▶ Instruction
Go through the entries below and write each one out exactly.
>> begin
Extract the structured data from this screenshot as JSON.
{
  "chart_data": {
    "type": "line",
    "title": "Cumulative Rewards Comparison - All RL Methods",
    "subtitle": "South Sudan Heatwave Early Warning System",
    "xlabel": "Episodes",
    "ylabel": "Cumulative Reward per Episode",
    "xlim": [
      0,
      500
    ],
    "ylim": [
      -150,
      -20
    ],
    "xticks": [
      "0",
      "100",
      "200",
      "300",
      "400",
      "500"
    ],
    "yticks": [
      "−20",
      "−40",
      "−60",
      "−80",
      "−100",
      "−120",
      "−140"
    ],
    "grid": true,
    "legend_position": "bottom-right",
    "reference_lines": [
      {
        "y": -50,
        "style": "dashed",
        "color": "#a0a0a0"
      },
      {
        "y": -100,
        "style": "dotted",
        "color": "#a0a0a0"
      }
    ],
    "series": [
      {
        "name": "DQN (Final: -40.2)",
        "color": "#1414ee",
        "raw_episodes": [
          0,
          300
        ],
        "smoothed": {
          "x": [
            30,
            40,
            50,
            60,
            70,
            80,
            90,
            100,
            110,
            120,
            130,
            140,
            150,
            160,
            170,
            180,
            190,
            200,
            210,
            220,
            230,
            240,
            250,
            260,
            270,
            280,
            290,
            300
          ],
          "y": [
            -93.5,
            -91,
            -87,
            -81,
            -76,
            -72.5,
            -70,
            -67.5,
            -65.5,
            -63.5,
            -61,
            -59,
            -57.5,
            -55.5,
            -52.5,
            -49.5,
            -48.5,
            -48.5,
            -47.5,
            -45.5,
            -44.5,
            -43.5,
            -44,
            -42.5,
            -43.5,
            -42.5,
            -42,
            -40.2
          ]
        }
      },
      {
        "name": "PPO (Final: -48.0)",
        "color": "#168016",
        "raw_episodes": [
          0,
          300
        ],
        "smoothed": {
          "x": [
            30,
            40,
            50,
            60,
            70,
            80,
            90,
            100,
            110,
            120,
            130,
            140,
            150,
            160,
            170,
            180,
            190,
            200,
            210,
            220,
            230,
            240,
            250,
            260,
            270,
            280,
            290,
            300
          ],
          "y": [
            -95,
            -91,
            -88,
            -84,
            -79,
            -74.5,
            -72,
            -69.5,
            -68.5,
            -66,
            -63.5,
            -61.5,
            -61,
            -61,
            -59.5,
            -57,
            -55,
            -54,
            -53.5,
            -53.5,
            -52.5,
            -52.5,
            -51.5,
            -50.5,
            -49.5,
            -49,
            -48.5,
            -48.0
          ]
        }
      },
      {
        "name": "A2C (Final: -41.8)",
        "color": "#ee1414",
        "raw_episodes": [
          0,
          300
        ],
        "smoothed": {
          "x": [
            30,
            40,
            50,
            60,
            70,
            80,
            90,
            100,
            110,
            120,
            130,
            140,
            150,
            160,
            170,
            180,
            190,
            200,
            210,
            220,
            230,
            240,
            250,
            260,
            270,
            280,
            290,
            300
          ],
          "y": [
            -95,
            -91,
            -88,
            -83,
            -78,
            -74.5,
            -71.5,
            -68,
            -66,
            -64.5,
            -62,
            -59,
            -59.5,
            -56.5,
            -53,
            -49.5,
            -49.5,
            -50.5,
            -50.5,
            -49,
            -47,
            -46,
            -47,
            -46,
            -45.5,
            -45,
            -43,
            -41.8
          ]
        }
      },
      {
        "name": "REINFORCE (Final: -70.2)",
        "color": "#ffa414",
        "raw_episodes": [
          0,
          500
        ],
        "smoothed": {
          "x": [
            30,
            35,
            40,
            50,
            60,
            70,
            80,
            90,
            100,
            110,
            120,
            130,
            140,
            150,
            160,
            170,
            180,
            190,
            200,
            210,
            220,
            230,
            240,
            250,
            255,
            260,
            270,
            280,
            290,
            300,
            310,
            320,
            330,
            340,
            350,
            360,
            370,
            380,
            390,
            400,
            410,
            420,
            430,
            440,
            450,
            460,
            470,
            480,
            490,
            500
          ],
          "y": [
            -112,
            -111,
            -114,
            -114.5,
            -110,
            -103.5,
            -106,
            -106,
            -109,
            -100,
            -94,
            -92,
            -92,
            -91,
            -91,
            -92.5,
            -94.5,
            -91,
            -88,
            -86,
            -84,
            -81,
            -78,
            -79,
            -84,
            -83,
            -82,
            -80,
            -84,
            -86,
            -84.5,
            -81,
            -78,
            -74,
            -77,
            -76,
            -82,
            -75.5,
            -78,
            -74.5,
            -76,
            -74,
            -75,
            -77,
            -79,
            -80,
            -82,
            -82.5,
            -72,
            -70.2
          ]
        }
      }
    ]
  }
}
>> end
▶ The solution
Extract the structured data from this screenshot as JSON.
{
  "chart_data": {
    "type": "line",
    "title": "Cumulative Rewards Comparison - All RL Methods",
    "subtitle": "South Sudan Heatwave Early Warning System",
    "xlabel": "Episodes",
    "ylabel": "Cumulative Reward per Episode",
    "xlim": [
      0,
      500
    ],
    "ylim": [
      -150,
      -20
    ],
    "xticks": [
      "0",
      "100",
      "200",
      "300",
      "400",
      "500"
    ],
    "yticks": [
      "−20",
      "−40",
      "−60",
      "−80",
      "−100",
      "−120",
      "−140"
    ],
    "grid": true,
    "legend_position": "bottom-right",
    "reference_lines": [
      {
        "y": -50,
        "style": "dashed",
        "color": "#a0a0a0"
      },
      {
        "y": -100,
        "style": "dotted",
        "color": "#a0a0a0"
      }
    ],
    "series": [
      {
        "name": "DQN (Final: -40.2)",
        "color": "#1414ee",
        "raw_episodes": [
          0,
          300
        ],
        "smoothed": {
          "x": [
            30,
            40,
            50,
            60,
            70,
            80,
            90,
            100,
            110,
            120,
            130,
            140,
            150,
            160,
            170,
            180,
            190,
            200,
            210,
            220,
            230,
            240,
            250,
            260,
            270,
            280,
            290,
            300
          ],
          "y": [
            -93.5,
            -91,
            -87,
            -81,
            -76,
            -72.5,
            -70,
            -67.5,
            -65.5,
            -63.5,
            -61,
            -59,
            -57.5,
            -55.5,
            -52.5,
            -49.5,
            -48.5,
            -48.5,
            -47.5,
            -45.5,
            -44.5,
            -43.5,
            -44,
            -42.5,
            -43.5,
            -42.5,
            -42,
            -40.2
          ]
        }
      },
      {
        "name": "PPO (Final: -48.0)",
        "color": "#168016",
        "raw_episodes": [
          0,
          300
        ],
        "smoothed": {
          "x": [
            30,
            40,
            50,
            60,
            70,
            80,
            90,
            100,
            110,
            120,
            130,
            140,
            150,
            160,
            170,
            180,
            190,
            200,
            210,
            220,
            230,
            240,
            250,
            260,
            270,
            280,
            290,
            300
          ],
          "y": [
            -95,
            -91,
            -88,
            -84,
            -79,
            -74.5,
            -72,
            -69.5,
            -68.5,
            -66,
            -63.5,
            -61.5,
            -61,
            -61,
            -59.5,
            -57,
            -55,
            -54,
            -53.5,
            -53.5,
            -52.5,
            -52.5,
            -51.5,
            -50.5,
            -49.5,
            -49,
            -48.5,
            -48.0
          ]
        }
      },
      {
        "name": "A2C (Final: -41.8)",
        "color": "#ee1414",
        "raw_episodes": [
          0,
          300
        ],
        "smoothed": {
          "x": [
            30,
            40,
            50,
            60,
            70,
            80,
            90,
            100,
            110,
            120,
            130,
            140,
            150,
            160,
            170,
            180,
            190,
            200,
            210,
            220,
            230,
            240,
            250,
            260,
            270,
            280,
            290,
            300
          ],
          "y": [
            -95,
            -91,
            -88,
            -83,
            -78,
            -74.5,
            -71.5,
            -68,
            -66,
            -64.5,
            -62,
            -59,
            -59.5,
            -56.5,
            -53,
            -49.5,
            -49.5,
            -50.5,
            -50.5,
            -49,
            -47,
            -46,
            -47,
            -46,
            -45.5,
            -45,
            -43,
            -41.8
          ]
        }
      },
      {
        "name": "REINFORCE (Final: -70.2)",
        "color": "#ffa414",
        "raw_episodes": [
          0,
          500
        ],
        "smoothed": {
          "x": [
            30,
            35,
            40,
            50,
            60,
            70,
            80,
            90,
            100,
            110,
            120,
            130,
            140,
            150,
            160,
            170,
            180,
            190,
            200,
            210,
            220,
            230,
            240,
            250,
            255,
            260,
            270,
            280,
            290,
            300,
            310,
            320,
            330,
            340,
            350,
            360,
            370,
            380,
            390,
            400,
            410,
            420,
            430,
            440,
            450,
            460,
            470,
            480,
            490,
            500
          ],
          "y": [
            -112,
            -111,
            -114,
            -114.5,
            -110,
            -103.5,
            -106,
            -106,
            -109,
            -100,
            -94,
            -92,
            -92,
            -91,
            -91,
            -92.5,
            -94.5,
            -91,
            -88,
            -86,
            -84,
            -81,
            -78,
            -79,
            -84,
            -83,
            -82,
            -80,
            -84,
            -86,
            -84.5,
            -81,
            -78,
            -74,
            -77,
            -76,
            -82,
            -75.5,
            -78,
            -74.5,
            -76,
            -74,
            -75,
            -77,
            -79,
            -80,
            -82,
            -82.5,
            -72,
            -70.2
          ]
        }
      }
    ]
  }
}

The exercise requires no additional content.